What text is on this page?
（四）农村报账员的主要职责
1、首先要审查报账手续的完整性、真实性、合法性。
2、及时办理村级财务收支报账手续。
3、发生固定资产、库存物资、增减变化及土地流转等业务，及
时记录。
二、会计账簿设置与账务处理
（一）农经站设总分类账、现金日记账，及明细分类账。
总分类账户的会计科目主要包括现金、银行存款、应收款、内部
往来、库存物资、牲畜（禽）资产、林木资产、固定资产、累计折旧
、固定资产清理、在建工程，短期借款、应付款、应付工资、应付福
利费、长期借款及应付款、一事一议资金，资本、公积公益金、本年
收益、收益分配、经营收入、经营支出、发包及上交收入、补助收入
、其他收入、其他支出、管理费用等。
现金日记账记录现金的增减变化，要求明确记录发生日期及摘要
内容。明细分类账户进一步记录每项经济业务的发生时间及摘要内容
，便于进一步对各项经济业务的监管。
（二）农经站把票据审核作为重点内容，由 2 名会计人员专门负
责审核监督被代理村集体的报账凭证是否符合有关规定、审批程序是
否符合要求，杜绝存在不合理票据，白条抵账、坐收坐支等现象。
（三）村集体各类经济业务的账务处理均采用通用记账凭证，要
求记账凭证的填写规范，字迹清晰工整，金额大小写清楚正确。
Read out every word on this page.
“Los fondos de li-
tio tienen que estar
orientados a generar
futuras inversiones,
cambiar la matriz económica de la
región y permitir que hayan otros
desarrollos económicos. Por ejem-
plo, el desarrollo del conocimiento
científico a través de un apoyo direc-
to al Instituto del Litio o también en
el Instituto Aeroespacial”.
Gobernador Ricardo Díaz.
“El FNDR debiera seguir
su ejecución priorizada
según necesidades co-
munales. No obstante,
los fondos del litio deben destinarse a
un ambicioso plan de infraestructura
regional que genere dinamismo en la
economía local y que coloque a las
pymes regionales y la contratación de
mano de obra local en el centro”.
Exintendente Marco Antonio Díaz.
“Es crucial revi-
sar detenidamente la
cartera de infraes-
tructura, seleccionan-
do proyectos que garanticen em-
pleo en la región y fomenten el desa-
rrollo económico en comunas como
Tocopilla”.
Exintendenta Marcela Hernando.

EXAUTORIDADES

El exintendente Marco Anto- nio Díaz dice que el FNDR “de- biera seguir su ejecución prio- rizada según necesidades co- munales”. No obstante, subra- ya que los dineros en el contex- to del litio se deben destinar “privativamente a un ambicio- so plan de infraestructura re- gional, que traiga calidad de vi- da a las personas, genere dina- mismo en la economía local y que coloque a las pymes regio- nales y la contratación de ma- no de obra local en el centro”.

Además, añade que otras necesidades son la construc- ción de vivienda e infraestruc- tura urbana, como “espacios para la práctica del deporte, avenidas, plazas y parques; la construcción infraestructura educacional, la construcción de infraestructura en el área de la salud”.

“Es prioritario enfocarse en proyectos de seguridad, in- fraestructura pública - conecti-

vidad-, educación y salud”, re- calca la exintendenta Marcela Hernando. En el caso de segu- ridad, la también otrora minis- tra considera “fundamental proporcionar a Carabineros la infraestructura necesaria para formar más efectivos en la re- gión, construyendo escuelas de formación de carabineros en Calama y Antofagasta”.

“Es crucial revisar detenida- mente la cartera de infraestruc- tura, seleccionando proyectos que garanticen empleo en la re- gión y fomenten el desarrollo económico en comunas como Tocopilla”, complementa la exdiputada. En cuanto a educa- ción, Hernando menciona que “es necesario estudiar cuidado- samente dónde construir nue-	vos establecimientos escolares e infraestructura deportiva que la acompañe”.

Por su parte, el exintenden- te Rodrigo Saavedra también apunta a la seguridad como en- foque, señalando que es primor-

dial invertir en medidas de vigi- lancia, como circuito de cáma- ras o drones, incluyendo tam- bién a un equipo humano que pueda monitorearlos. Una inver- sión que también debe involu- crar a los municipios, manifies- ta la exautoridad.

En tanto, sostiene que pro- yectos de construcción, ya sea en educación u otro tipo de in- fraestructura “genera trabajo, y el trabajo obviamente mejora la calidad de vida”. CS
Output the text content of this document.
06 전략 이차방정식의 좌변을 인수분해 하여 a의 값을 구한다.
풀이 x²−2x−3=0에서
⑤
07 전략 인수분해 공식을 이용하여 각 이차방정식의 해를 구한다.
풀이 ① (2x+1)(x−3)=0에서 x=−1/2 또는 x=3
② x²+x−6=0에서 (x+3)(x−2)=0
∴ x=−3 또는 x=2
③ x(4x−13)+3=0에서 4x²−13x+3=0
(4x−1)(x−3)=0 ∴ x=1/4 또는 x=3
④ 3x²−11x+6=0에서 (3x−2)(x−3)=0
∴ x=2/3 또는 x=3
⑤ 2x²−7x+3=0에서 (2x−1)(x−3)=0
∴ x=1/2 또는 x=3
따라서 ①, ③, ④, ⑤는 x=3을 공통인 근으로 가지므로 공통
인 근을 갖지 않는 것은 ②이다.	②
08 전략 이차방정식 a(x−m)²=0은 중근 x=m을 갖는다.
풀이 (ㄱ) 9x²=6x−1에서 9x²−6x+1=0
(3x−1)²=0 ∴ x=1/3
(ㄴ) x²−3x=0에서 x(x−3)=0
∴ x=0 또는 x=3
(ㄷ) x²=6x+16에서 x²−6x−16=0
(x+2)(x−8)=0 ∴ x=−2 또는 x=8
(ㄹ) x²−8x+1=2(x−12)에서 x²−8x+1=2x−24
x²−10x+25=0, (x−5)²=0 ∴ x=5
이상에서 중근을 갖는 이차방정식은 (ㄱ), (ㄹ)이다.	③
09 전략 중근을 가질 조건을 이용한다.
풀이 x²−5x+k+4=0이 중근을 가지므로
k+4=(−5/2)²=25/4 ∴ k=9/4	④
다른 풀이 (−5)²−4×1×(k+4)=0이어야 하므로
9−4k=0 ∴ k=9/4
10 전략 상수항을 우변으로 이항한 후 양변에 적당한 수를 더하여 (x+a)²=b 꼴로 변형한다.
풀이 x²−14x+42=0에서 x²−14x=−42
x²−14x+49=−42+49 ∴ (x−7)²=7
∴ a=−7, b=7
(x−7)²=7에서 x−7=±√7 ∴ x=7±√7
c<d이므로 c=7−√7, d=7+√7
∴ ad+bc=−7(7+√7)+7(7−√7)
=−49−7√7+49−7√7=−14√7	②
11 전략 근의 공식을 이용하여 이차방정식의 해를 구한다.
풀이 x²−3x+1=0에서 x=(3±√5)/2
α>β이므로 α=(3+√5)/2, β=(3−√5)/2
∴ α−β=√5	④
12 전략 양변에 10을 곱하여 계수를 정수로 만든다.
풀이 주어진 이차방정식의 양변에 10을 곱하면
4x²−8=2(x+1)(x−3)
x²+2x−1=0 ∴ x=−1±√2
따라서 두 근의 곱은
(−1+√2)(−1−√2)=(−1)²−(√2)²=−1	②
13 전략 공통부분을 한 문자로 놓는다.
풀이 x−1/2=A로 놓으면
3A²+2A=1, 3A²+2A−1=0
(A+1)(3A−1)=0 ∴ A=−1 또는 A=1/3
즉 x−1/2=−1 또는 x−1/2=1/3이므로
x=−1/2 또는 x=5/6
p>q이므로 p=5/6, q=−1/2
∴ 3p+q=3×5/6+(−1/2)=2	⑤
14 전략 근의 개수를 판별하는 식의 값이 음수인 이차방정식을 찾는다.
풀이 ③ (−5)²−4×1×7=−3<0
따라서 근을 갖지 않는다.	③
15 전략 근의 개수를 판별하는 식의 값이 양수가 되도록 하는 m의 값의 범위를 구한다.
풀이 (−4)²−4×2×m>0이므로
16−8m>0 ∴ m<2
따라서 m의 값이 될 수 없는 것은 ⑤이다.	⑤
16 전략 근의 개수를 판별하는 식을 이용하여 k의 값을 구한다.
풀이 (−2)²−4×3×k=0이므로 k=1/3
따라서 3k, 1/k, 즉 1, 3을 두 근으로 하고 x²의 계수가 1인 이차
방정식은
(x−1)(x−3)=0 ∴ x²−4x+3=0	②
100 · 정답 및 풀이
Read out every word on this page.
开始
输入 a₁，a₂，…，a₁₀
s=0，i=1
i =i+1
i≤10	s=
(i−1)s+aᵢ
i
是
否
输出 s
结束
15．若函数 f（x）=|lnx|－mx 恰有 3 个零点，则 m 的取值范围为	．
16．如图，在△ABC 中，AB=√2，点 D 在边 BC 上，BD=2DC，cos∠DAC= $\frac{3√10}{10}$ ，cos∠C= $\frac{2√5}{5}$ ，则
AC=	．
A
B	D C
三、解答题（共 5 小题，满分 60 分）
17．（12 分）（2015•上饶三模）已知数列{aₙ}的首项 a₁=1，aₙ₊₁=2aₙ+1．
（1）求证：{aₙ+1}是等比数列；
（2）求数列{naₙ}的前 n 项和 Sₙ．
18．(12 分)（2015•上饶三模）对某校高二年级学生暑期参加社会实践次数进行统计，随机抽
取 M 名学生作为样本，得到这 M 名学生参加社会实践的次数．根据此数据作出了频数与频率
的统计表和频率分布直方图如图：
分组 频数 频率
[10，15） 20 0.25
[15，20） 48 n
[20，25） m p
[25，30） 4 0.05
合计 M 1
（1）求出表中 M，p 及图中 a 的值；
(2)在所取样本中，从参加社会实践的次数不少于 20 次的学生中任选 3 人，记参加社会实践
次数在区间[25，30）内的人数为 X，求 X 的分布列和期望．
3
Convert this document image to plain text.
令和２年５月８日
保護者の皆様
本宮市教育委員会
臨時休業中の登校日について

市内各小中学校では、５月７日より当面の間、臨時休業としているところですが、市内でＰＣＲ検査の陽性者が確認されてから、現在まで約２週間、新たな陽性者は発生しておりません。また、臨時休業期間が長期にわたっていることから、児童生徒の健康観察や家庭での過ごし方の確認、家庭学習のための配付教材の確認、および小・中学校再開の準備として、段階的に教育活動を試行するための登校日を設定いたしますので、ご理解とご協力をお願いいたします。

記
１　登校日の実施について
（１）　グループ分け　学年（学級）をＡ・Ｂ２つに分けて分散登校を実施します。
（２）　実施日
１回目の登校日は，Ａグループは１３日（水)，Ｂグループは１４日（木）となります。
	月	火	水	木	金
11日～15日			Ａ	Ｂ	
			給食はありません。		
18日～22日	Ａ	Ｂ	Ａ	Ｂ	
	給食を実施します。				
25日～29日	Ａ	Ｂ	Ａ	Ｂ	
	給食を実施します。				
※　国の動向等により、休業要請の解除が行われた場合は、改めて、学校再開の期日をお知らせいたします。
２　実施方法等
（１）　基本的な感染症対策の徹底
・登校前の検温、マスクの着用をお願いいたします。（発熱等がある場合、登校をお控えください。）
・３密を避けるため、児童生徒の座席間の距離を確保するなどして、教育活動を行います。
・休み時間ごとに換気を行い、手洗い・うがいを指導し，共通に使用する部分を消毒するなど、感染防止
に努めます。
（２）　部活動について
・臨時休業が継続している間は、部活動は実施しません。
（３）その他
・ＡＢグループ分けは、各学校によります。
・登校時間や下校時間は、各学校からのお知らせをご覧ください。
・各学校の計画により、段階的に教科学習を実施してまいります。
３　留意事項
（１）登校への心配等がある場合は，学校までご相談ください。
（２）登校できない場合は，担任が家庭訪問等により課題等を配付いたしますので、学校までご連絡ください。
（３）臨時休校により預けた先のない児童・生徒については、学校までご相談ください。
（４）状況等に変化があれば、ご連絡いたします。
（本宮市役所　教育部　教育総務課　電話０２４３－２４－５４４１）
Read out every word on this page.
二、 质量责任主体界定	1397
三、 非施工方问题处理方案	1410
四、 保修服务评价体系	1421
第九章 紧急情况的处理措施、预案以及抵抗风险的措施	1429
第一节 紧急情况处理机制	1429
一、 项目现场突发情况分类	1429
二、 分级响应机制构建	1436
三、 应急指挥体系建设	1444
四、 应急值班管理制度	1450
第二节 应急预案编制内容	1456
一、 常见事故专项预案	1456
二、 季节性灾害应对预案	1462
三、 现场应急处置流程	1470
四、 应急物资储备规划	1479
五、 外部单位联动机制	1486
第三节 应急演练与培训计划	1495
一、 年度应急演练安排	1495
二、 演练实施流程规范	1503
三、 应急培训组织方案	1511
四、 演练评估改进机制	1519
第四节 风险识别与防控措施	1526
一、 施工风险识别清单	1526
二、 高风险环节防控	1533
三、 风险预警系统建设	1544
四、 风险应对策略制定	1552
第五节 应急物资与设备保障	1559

....

Using the listing, copy every line where the word "库存物资" shows up.

3、发生固定资产、库存物资、增减变化及土地流转等业务，及
往来、库存物资、牲畜（禽）资产、林木资产、固定资产、累计折旧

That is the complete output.